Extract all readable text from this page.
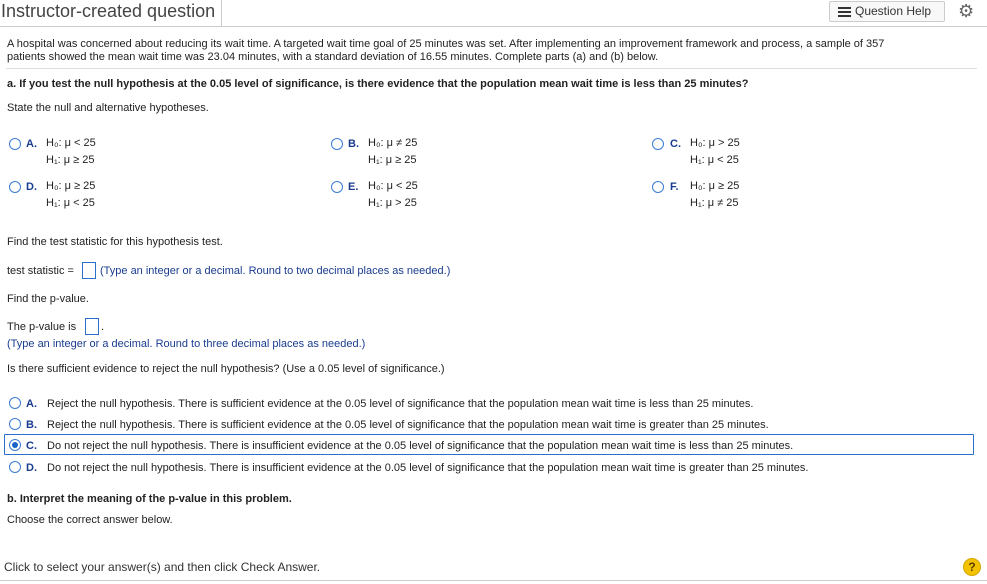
Instructor-created question	Question Help ⚙
A hospital was concerned about reducing its wait time. A targeted wait time goal of 25 minutes was set. After implementing an improvement framework and process, a sample of 357
patients showed the mean wait time was 23.04 minutes, with a standard deviation of 16.55 minutes. Complete parts (a) and (b) below.
a. If you test the null hypothesis at the 0.05 level of significance, is there evidence that the population mean wait time is less than 25 minutes?
State the null and alternative hypotheses.
A. H₀: μ < 25
H₁: μ ≥ 25
B. H₀: μ ≠ 25
H₁: μ ≥ 25
C. H₀: μ > 25
H₁: μ < 25
D. H₀: μ ≥ 25
H₁: μ < 25
E. H₀: μ < 25
H₁: μ > 25
F. H₀: μ ≥ 25
H₁: μ ≠ 25
Find the test statistic for this hypothesis test.
test statistic = (Type an integer or a decimal. Round to two decimal places as needed.)
Find the p-value.
The p-value is .
(Type an integer or a decimal. Round to three decimal places as needed.)
Is there sufficient evidence to reject the null hypothesis? (Use a 0.05 level of significance.)
A. Reject the null hypothesis. There is sufficient evidence at the 0.05 level of significance that the population mean wait time is less than 25 minutes.
B. Reject the null hypothesis. There is sufficient evidence at the 0.05 level of significance that the population mean wait time is greater than 25 minutes.
C. Do not reject the null hypothesis. There is insufficient evidence at the 0.05 level of significance that the population mean wait time is less than 25 minutes.
D. Do not reject the null hypothesis. There is insufficient evidence at the 0.05 level of significance that the population mean wait time is greater than 25 minutes.
b. Interpret the meaning of the p-value in this problem.
Choose the correct answer below.
Click to select your answer(s) and then click Check Answer.	?
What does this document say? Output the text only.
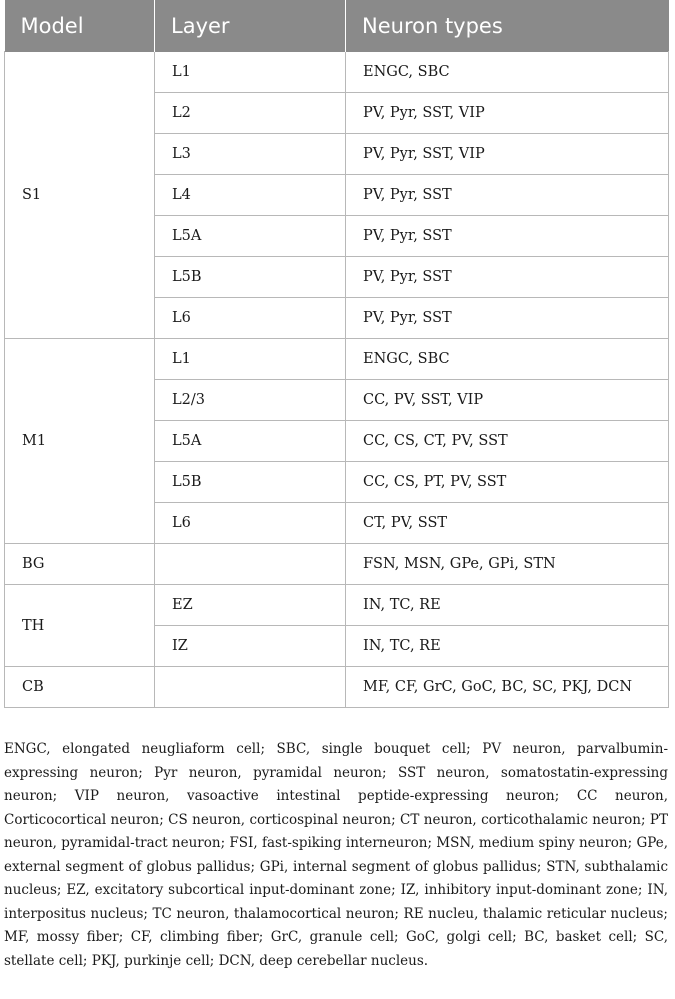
Model	Layer	Neuron types
S1	L1	ENGC, SBC
	L2	PV, Pyr, SST, VIP
	L3	PV, Pyr, SST, VIP
	L4	PV, Pyr, SST
	L5A	PV, Pyr, SST
	L5B	PV, Pyr, SST
	L6	PV, Pyr, SST
M1	L1	ENGC, SBC
	L2/3	CC, PV, SST, VIP
	L5A	CC, CS, CT, PV, SST
	L5B	CC, CS, PT, PV, SST
	L6	CT, PV, SST
BG		FSN, MSN, GPe, GPi, STN
TH	EZ	IN, TC, RE
	IZ	IN, TC, RE
CB		MF, CF, GrC, GoC, BC, SC, PKJ, DCN

ENGC, elongated neugliaform cell; SBC, single bouquet cell; PV neuron, parvalbumin-expressing neuron; Pyr neuron, pyramidal neuron; SST neuron, somatostatin-expressing neuron; VIP neuron, vasoactive intestinal peptide-expressing neuron; CC neuron, Corticocortical neuron; CS neuron, corticospinal neuron; CT neuron, corticothalamic neuron; PT neuron, pyramidal-tract neuron; FSI, fast-spiking interneuron; MSN, medium spiny neuron; GPe, external segment of globus pallidus; GPi, internal segment of globus pallidus; STN, subthalamic nucleus; EZ, excitatory subcortical input-dominant zone; IZ, inhibitory input-dominant zone; IN, interpositus nucleus; TC neuron, thalamocortical neuron; RE nucleu, thalamic reticular nucleus; MF, mossy fiber; CF, climbing fiber; GrC, granule cell; GoC, golgi cell; BC, basket cell; SC, stellate cell; PKJ, purkinje cell; DCN, deep cerebellar nucleus.
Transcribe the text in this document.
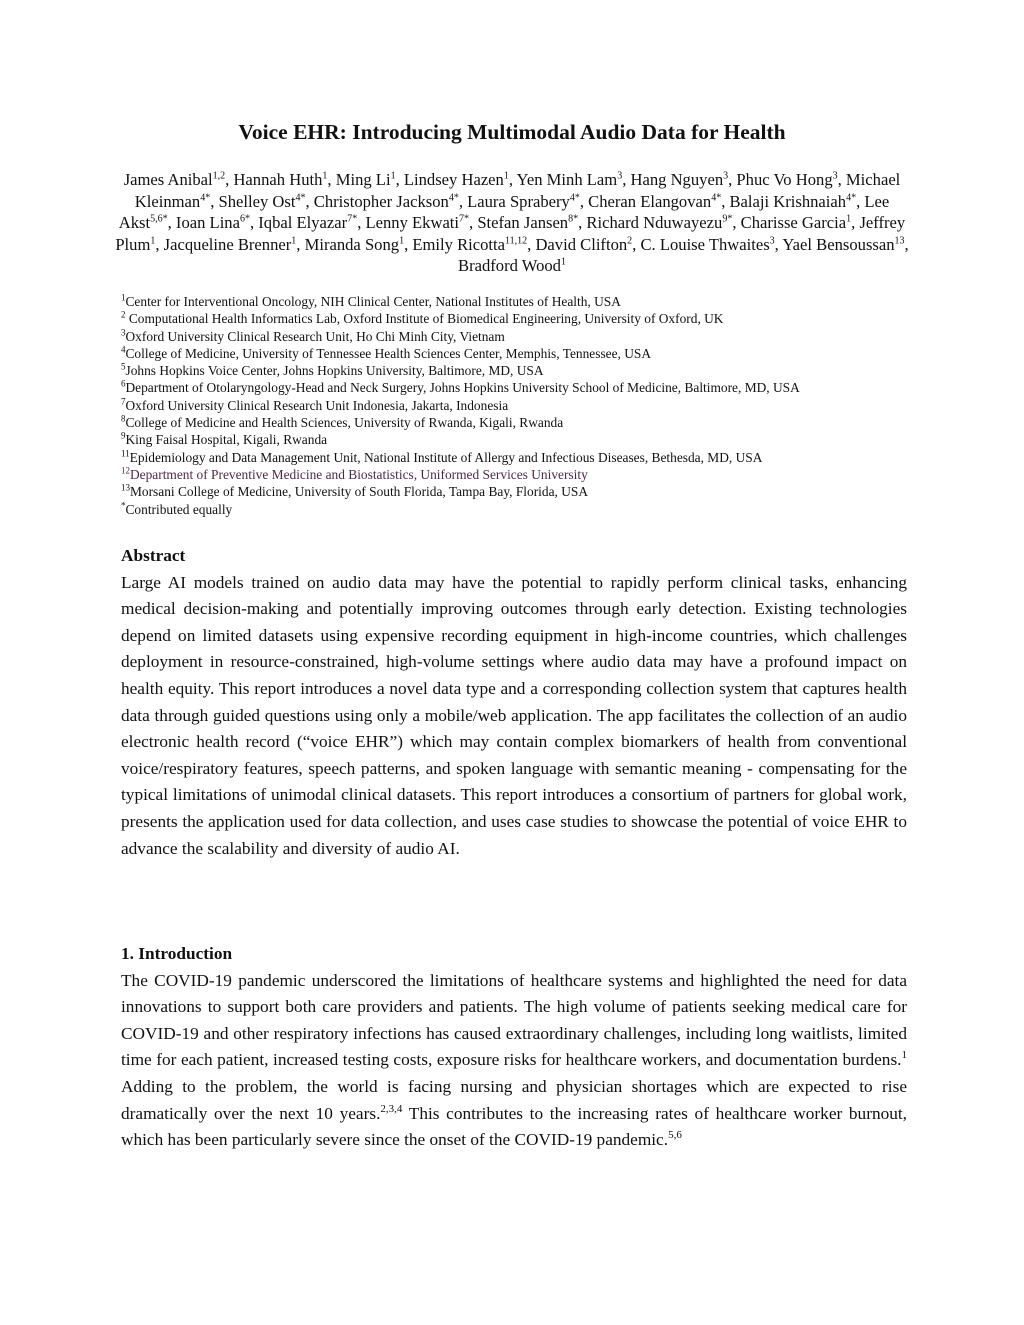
Voice EHR: Introducing Multimodal Audio Data for Health
James Anibal$^{1,2}$, Hannah Huth$^1$, Ming Li$^1$, Lindsey Hazen$^1$, Yen Minh Lam$^3$, Hang Nguyen$^3$, Phuc Vo Hong$^3$, Michael Kleinman$^{4*}$, Shelley Ost$^{4*}$, Christopher Jackson$^{4*}$, Laura Sprabery$^{4*}$, Cheran Elangovan$^{4*}$, Balaji Krishnaiah$^{4*}$, Lee Akst$^{5,6*}$, Ioan Lina$^{6*}$, Iqbal Elyazar$^{7*}$, Lenny Ekwati$^{7*}$, Stefan Jansen$^{8*}$, Richard Nduwayezu$^{9*}$, Charisse Garcia$^1$, Jeffrey Plum$^1$, Jacqueline Brenner$^1$, Miranda Song$^1$, Emily Ricotta$^{11,12}$, David Clifton$^2$, C. Louise Thwaites$^3$, Yael Bensoussan$^{13}$, Bradford Wood$^1$
$^1$Center for Interventional Oncology, NIH Clinical Center, National Institutes of Health, USA
$^2$ Computational Health Informatics Lab, Oxford Institute of Biomedical Engineering, University of Oxford, UK
$^3$Oxford University Clinical Research Unit, Ho Chi Minh City, Vietnam
$^4$College of Medicine, University of Tennessee Health Sciences Center, Memphis, Tennessee, USA
$^5$Johns Hopkins Voice Center, Johns Hopkins University, Baltimore, MD, USA
$^6$Department of Otolaryngology-Head and Neck Surgery, Johns Hopkins University School of Medicine, Baltimore, MD, USA
$^7$Oxford University Clinical Research Unit Indonesia, Jakarta, Indonesia
$^8$College of Medicine and Health Sciences, University of Rwanda, Kigali, Rwanda
$^9$King Faisal Hospital, Kigali, Rwanda
$^{11}$Epidemiology and Data Management Unit, National Institute of Allergy and Infectious Diseases, Bethesda, MD, USA
$^{12}$Department of Preventive Medicine and Biostatistics, Uniformed Services University
$^{13}$Morsani College of Medicine, University of South Florida, Tampa Bay, Florida, USA
*Contributed equally
Abstract
Large AI models trained on audio data may have the potential to rapidly perform clinical tasks, enhancing medical decision-making and potentially improving outcomes through early detection. Existing technologies depend on limited datasets using expensive recording equipment in high-income countries, which challenges deployment in resource-constrained, high-volume settings where audio data may have a profound impact on health equity. This report introduces a novel data type and a corresponding collection system that captures health data through guided questions using only a mobile/web application. The app facilitates the collection of an audio electronic health record (“voice EHR”) which may contain complex biomarkers of health from conventional voice/respiratory features, speech patterns, and spoken language with semantic meaning - compensating for the typical limitations of unimodal clinical datasets. This report introduces a consortium of partners for global work, presents the application used for data collection, and uses case studies to showcase the potential of voice EHR to advance the scalability and diversity of audio AI.
1. Introduction
The COVID-19 pandemic underscored the limitations of healthcare systems and highlighted the need for data innovations to support both care providers and patients. The high volume of patients seeking medical care for COVID-19 and other respiratory infections has caused extraordinary challenges, including long waitlists, limited time for each patient, increased testing costs, exposure risks for healthcare workers, and documentation burdens.$^1$ Adding to the problem, the world is facing nursing and physician shortages which are expected to rise dramatically over the next 10 years.$^{2,3,4}$ This contributes to the increasing rates of healthcare worker burnout, which has been particularly severe since the onset of the COVID-19 pandemic.$^{5,6}$
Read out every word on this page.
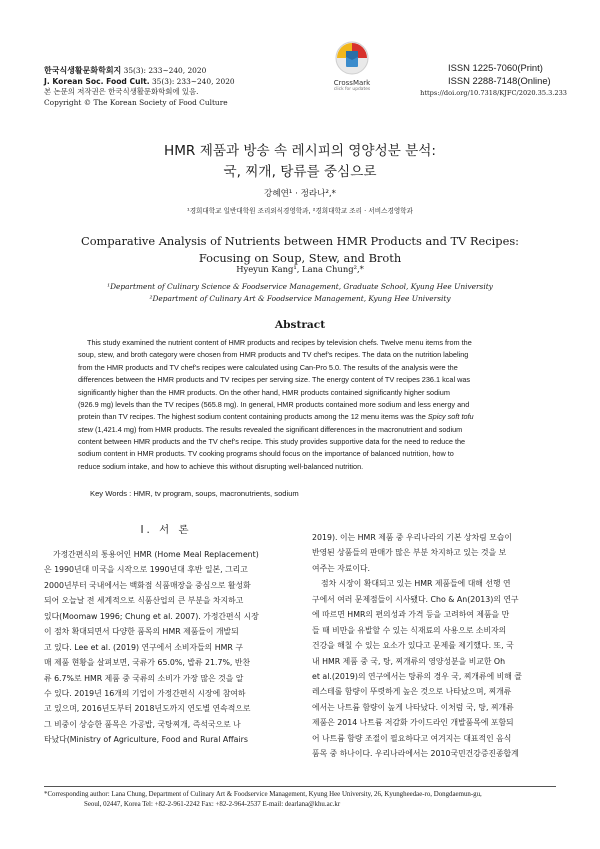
한국식생활문화학회지 35(3): 233~240, 2020
J. Korean Soc. Food Cult. 35(3): 233~240, 2020
본 논문의 저작권은 한국식생활문화학회에 있음.
Copyright © The Korean Society of Food Culture
CrossMark
click for updates
ISSN 1225-7060(Print)
ISSN 2288-7148(Online)
https://doi.org/10.7318/KJFC/2020.35.3.233
HMR 제품과 방송 속 레시피의 영양성분 분석:
국, 찌개, 탕류를 중심으로
강혜연¹ · 정라나²,*
¹경희대학교 일반대학원 조리외식경영학과, ²경희대학교 조리 · 서비스경영학과
Comparative Analysis of Nutrients between HMR Products and TV Recipes:
Focusing on Soup, Stew, and Broth
Hyeyun Kang¹, Lana Chung²,*
¹Department of Culinary Science & Foodservice Management, Graduate School, Kyung Hee University
²Department of Culinary Art & Foodservice Management, Kyung Hee University
Abstract
This study examined the nutrient content of HMR products and recipes by television chefs. Twelve menu items from the
soup, stew, and broth category were chosen from HMR products and TV chef’s recipes. The data on the nutrition labeling
from the HMR products and TV chef’s recipes were calculated using Can-Pro 5.0. The results of the analysis were the
differences between the HMR products and TV recipes per serving size. The energy content of TV recipes 236.1 kcal was
significantly higher than the HMR products. On the other hand, HMR products contained significantly higher sodium
(926.9 mg) levels than the TV recipes (565.8 mg). In general, HMR products contained more sodium and less energy and
protein than TV recipes. The highest sodium content containing products among the 12 menu items was the Spicy soft tofu
stew (1,421.4 mg) from HMR products. The results revealed the significant differences in the macronutrient and sodium
content between HMR products and the TV chef’s recipe. This study provides supportive data for the need to reduce the
sodium content in HMR products. TV cooking programs should focus on the importance of balanced nutrition, how to
reduce sodium intake, and how to achieve this without disrupting well-balanced nutrition.
Key Words : HMR, tv program, soups, macronutrients, sodium
I. 서 론
가정간편식의 통용어인 HMR (Home Meal Replacement)
은 1990년대 미국을 시작으로 1990년대 후반 일본, 그리고
2000년부터 국내에서는 백화점 식품매장을 중심으로 활성화
되어 오늘날 전 세계적으로 식품산업의 큰 부분을 차지하고
있다(Moomaw 1996; Chung et al. 2007). 가정간편식 시장
이 점차 확대되면서 다양한 품목의 HMR 제품들이 개발되
고 있다. Lee et al. (2019) 연구에서 소비자들의 HMR 구
매 제품 현황을 살펴보면, 국류가 65.0%, 밥류 21.7%, 반찬
류 6.7%로 HMR 제품 중 국류의 소비가 가장 많은 것을 알
수 있다. 2019년 16개의 기업이 가정간편식 시장에 참여하
고 있으며, 2016년도부터 2018년도까지 연도별 연속적으로
그 비중이 상승한 품목은 가공밥, 국탕찌개, 즉석국으로 나
타났다(Ministry of Agriculture, Food and Rural Affairs
2019). 이는 HMR 제품 중 우리나라의 기본 상차림 모습이
반영된 상품들의 판매가 많은 부분 차지하고 있는 것을 보
여주는 자료이다.
점차 시장이 확대되고 있는 HMR 제품들에 대해 선행 연
구에서 여러 문제점들이 시사됐다. Cho & An(2013)의 연구
에 따르면 HMR의 편의성과 가격 등을 고려하여 제품을 만
들 때 비만을 유발할 수 있는 식재료의 사용으로 소비자의
건강을 해칠 수 있는 요소가 있다고 문제를 제기했다. 또, 국
내 HMR 제품 중 국, 탕, 찌개류의 영양성분을 비교한 Oh
et al.(2019)의 연구에서는 탕류의 경우 국, 찌개류에 비해 콜
레스테롤 함량이 뚜렷하게 높은 것으로 나타났으며, 찌개류
에서는 나트륨 함량이 높게 나타났다. 이처럼 국, 탕, 찌개류
제품은 2014 나트륨 저감화 가이드라인 개발품목에 포함되
어 나트륨 함량 조절이 필요하다고 여겨지는 대표적인 음식
품목 중 하나이다. 우리나라에서는 2010국민건강증진종합계
*Corresponding author: Lana Chung, Department of Culinary Art & Foodservice Management, Kyung Hee University, 26, Kyungheedae-ro, Dongdaemun-gu,
Seoul, 02447, Korea Tel: +82-2-961-2242 Fax: +82-2-964-2537 E-mail: dearlana@khu.ac.kr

▶ [What the task asks] Determine how many lines of the entries contain the string "Center", and reply with nothing but the number.

▶ [Solution to the problem] 3